Data for this task →
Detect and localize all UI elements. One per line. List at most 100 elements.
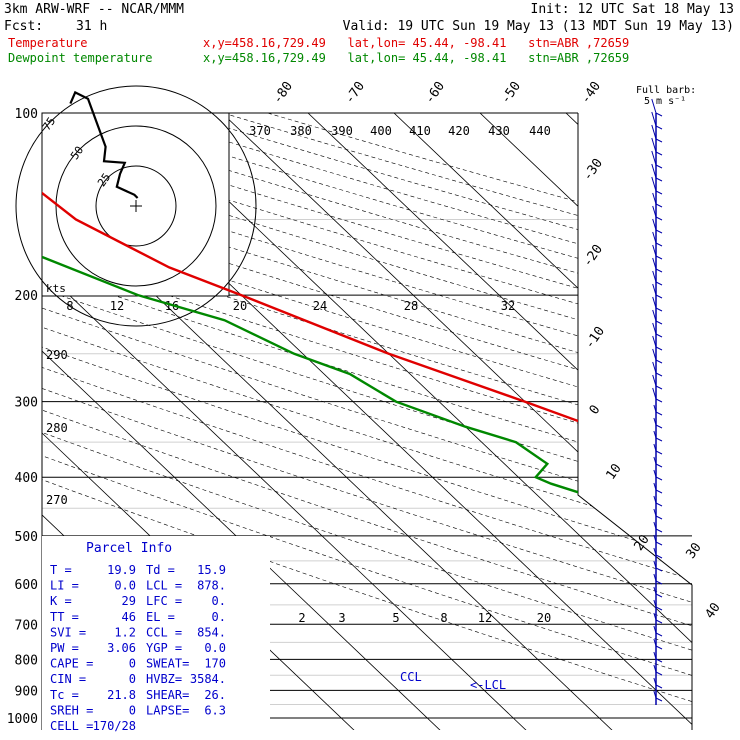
wind-barb [655, 697, 663, 702]
isotherm [0, 113, 11, 731]
wind-barb [652, 257, 657, 270]
wind-barb [655, 125, 663, 130]
pressure-label-200: 200 [15, 289, 38, 304]
isotherm [393, 113, 692, 730]
mixing-ratio-label: 20 [537, 611, 551, 625]
hodograph-units: kts [46, 282, 66, 295]
theta-label: 420 [448, 124, 470, 138]
wind-barb [653, 651, 657, 660]
wind-barb [655, 619, 663, 624]
parcel-value: 29 [122, 594, 136, 608]
parcel-value: 26. [204, 688, 226, 702]
isotherm-label: -10 [582, 324, 608, 352]
wind-barb [655, 229, 663, 234]
wind-barb [653, 599, 657, 608]
isotherm-label: -40 [578, 79, 604, 107]
wind-barb [655, 554, 663, 559]
wind-barb [655, 567, 663, 572]
wind-barb [655, 489, 663, 494]
hodograph-ring-label: 50 [68, 144, 86, 162]
parcel-value: 19.9 [107, 563, 136, 577]
parcel-value: 878. [197, 579, 226, 593]
dry-adiabat [42, 113, 692, 730]
theta-label: 430 [488, 124, 510, 138]
parcel-value: 0.0 [204, 641, 226, 655]
dry-adiabat [42, 113, 692, 730]
wind-barb [653, 547, 657, 556]
wind-barb [655, 580, 663, 585]
hodograph-trace [69, 90, 139, 199]
parcel-value: 46 [122, 610, 136, 624]
hodograph-ring [55, 125, 217, 287]
wind-barb [652, 309, 657, 322]
lcl-label: <-LCL [470, 678, 506, 692]
isotherm-label: 30 [683, 540, 704, 561]
wind-barb [655, 658, 663, 663]
parcel-key: CAPE = [50, 657, 93, 671]
parcel-key: HVBZ= [146, 672, 182, 686]
parcel-value: 854. [197, 625, 226, 639]
isotherm-label: -30 [580, 156, 606, 184]
ccl-label: CCL [400, 670, 422, 684]
wind-barb [651, 176, 657, 192]
wind-barb [651, 111, 657, 127]
wind-barb [655, 398, 663, 403]
parcel-key: Td = [146, 563, 175, 577]
isotherm-label: -70 [342, 79, 368, 107]
wind-barb [655, 684, 663, 689]
forecast-label: Fcst: [4, 19, 44, 34]
wind-barb [653, 430, 657, 439]
parcel-value: 0. [212, 610, 226, 624]
parcel-value: 15.9 [197, 563, 226, 577]
dry-adiabat [42, 113, 692, 730]
parcel-key: SVI = [50, 625, 86, 639]
theta-label: 410 [409, 124, 431, 138]
wind-barb [655, 281, 663, 286]
dry-adiabat [223, 113, 692, 730]
barb-legend-unit: 5 m s⁻¹ [644, 96, 686, 107]
parcel-value: 0 [129, 657, 136, 671]
theta-label: 270 [46, 493, 68, 507]
isotherm-label: -50 [498, 79, 524, 107]
theta-label: 440 [529, 124, 551, 138]
wind-barb [655, 476, 663, 481]
wind-barb [655, 294, 663, 299]
wind-barb [655, 177, 663, 182]
forecast-hour: 31 h [76, 19, 108, 34]
theta-e-label: 28 [404, 299, 418, 313]
wind-barb [655, 372, 663, 377]
wind-barb [653, 469, 657, 478]
theta-label: 290 [46, 348, 68, 362]
wind-barb [655, 333, 663, 338]
dry-adiabat [42, 113, 692, 730]
wind-barb [652, 296, 657, 309]
parcel-value: 170 [204, 657, 226, 671]
parcel-value: 170/28 [93, 719, 136, 733]
theta-label: 390 [331, 124, 353, 138]
parcel-key: LI = [50, 579, 79, 593]
pressure-label-1000: 1000 [7, 712, 38, 727]
barb-legend-title: Full barb: [636, 85, 696, 96]
mixing-ratio-label: 8 [440, 611, 447, 625]
parcel-title: Parcel Info [86, 541, 172, 556]
mixing-ratio-label: 5 [392, 611, 399, 625]
hodograph-ring-label: 25 [95, 171, 113, 189]
isotherm-label: -60 [422, 79, 448, 107]
dewpoint-trace [42, 113, 692, 705]
parcel-key: SWEAT= [146, 657, 189, 671]
wind-barb [655, 385, 663, 390]
wind-barb [655, 593, 663, 598]
theta-e-label: 32 [501, 299, 515, 313]
theta-e-label: 20 [233, 299, 247, 313]
pressure-label-600: 600 [15, 578, 38, 593]
theta-e-label: 24 [313, 299, 327, 313]
wind-barb [655, 307, 663, 312]
wind-barb [655, 112, 663, 117]
wind-barb [652, 361, 657, 374]
pressure-label-900: 900 [15, 684, 38, 699]
parcel-key: Tc = [50, 688, 79, 702]
dewpoint-location: x,y=458.16,729.49 lat,lon= 45.44, -98.41… [203, 51, 630, 65]
wind-barb [655, 671, 663, 676]
wind-barb [655, 164, 663, 169]
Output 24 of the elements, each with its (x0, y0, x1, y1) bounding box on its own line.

Aim → Copy out all of the data above again, word for word and line for line. Leave the picture out.

Exercise solution →
Detect and localize all UI elements. One per line. List at most 100 elements.
wind-barb [655, 697, 663, 702]
isotherm [0, 113, 11, 731]
wind-barb [652, 257, 657, 270]
wind-barb [655, 125, 663, 130]
pressure-label-200: 200 [15, 289, 38, 304]
isotherm [393, 113, 692, 730]
mixing-ratio-label: 20 [537, 611, 551, 625]
hodograph-units: kts [46, 282, 66, 295]
theta-label: 420 [448, 124, 470, 138]
wind-barb [653, 651, 657, 660]
wind-barb [655, 619, 663, 624]
parcel-value: 29 [122, 594, 136, 608]
parcel-value: 26. [204, 688, 226, 702]
isotherm-label: -10 [582, 324, 608, 352]
wind-barb [655, 229, 663, 234]
wind-barb [653, 599, 657, 608]
isotherm-label: -40 [578, 79, 604, 107]
wind-barb [655, 554, 663, 559]
wind-barb [655, 567, 663, 572]
wind-barb [655, 489, 663, 494]
hodograph-ring-label: 50 [68, 144, 86, 162]
parcel-value: 19.9 [107, 563, 136, 577]
parcel-value: 878. [197, 579, 226, 593]
dry-adiabat [42, 113, 692, 730]
theta-label: 430 [488, 124, 510, 138]
parcel-value: 0.0 [204, 641, 226, 655]
dry-adiabat [42, 113, 692, 730]
wind-barb [653, 547, 657, 556]
wind-barb [655, 580, 663, 585]
hodograph-trace [69, 90, 139, 199]
parcel-value: 46 [122, 610, 136, 624]
hodograph-ring [55, 125, 217, 287]
wind-barb [652, 309, 657, 322]
lcl-label: <-LCL [470, 678, 506, 692]
isotherm-label: 30 [683, 540, 704, 561]
wind-barb [655, 658, 663, 663]
parcel-key: CAPE = [50, 657, 93, 671]
parcel-key: HVBZ= [146, 672, 182, 686]
parcel-value: 854. [197, 625, 226, 639]
isotherm-label: -30 [580, 156, 606, 184]
ccl-label: CCL [400, 670, 422, 684]
wind-barb [651, 176, 657, 192]
wind-barb [651, 111, 657, 127]
wind-barb [655, 398, 663, 403]
parcel-key: Td = [146, 563, 175, 577]
isotherm-label: -70 [342, 79, 368, 107]
wind-barb [655, 684, 663, 689]
forecast-label: Fcst: [4, 19, 44, 34]
wind-barb [653, 430, 657, 439]
parcel-value: 0. [212, 610, 226, 624]
parcel-value: 15.9 [197, 563, 226, 577]
dry-adiabat [42, 113, 692, 730]
parcel-key: SVI = [50, 625, 86, 639]
theta-label: 410 [409, 124, 431, 138]
wind-barb [655, 281, 663, 286]
dry-adiabat [223, 113, 692, 730]
barb-legend-unit: 5 m s⁻¹ [644, 96, 686, 107]
parcel-value: 0 [129, 657, 136, 671]
theta-label: 270 [46, 493, 68, 507]
isotherm-label: -50 [498, 79, 524, 107]
theta-label: 440 [529, 124, 551, 138]
wind-barb [655, 476, 663, 481]
wind-barb [655, 294, 663, 299]
wind-barb [655, 177, 663, 182]
forecast-hour: 31 h [76, 19, 108, 34]
theta-e-label: 28 [404, 299, 418, 313]
wind-barb [655, 372, 663, 377]
wind-barb [653, 469, 657, 478]
theta-label: 290 [46, 348, 68, 362]
wind-barb [655, 333, 663, 338]
dry-adiabat [42, 113, 692, 730]
wind-barb [652, 296, 657, 309]
parcel-value: 170 [204, 657, 226, 671]
parcel-value: 170/28 [93, 719, 136, 733]
theta-label: 390 [331, 124, 353, 138]
parcel-key: LI = [50, 579, 79, 593]
pressure-label-1000: 1000 [7, 712, 38, 727]
barb-legend-title: Full barb: [636, 85, 696, 96]
mixing-ratio-label: 8 [440, 611, 447, 625]
parcel-title: Parcel Info [86, 541, 172, 556]
mixing-ratio-label: 5 [392, 611, 399, 625]
hodograph-ring-label: 25 [95, 171, 113, 189]
isotherm-label: -60 [422, 79, 448, 107]
dewpoint-trace [42, 113, 692, 705]
parcel-key: SWEAT= [146, 657, 189, 671]
wind-barb [655, 385, 663, 390]
wind-barb [655, 593, 663, 598]
theta-e-label: 32 [501, 299, 515, 313]
theta-e-label: 20 [233, 299, 247, 313]
pressure-label-600: 600 [15, 578, 38, 593]
theta-e-label: 24 [313, 299, 327, 313]
wind-barb [655, 307, 663, 312]
wind-barb [655, 112, 663, 117]
wind-barb [652, 361, 657, 374]
pressure-label-900: 900 [15, 684, 38, 699]
parcel-key: Tc = [50, 688, 79, 702]
dewpoint-location: x,y=458.16,729.49 lat,lon= 45.44, -98.41… [203, 51, 630, 65]
wind-barb [655, 671, 663, 676]
wind-barb [655, 164, 663, 169]
Output 24 of the elements, each with its (x0, y0, x1, y1) bounding box on its own line.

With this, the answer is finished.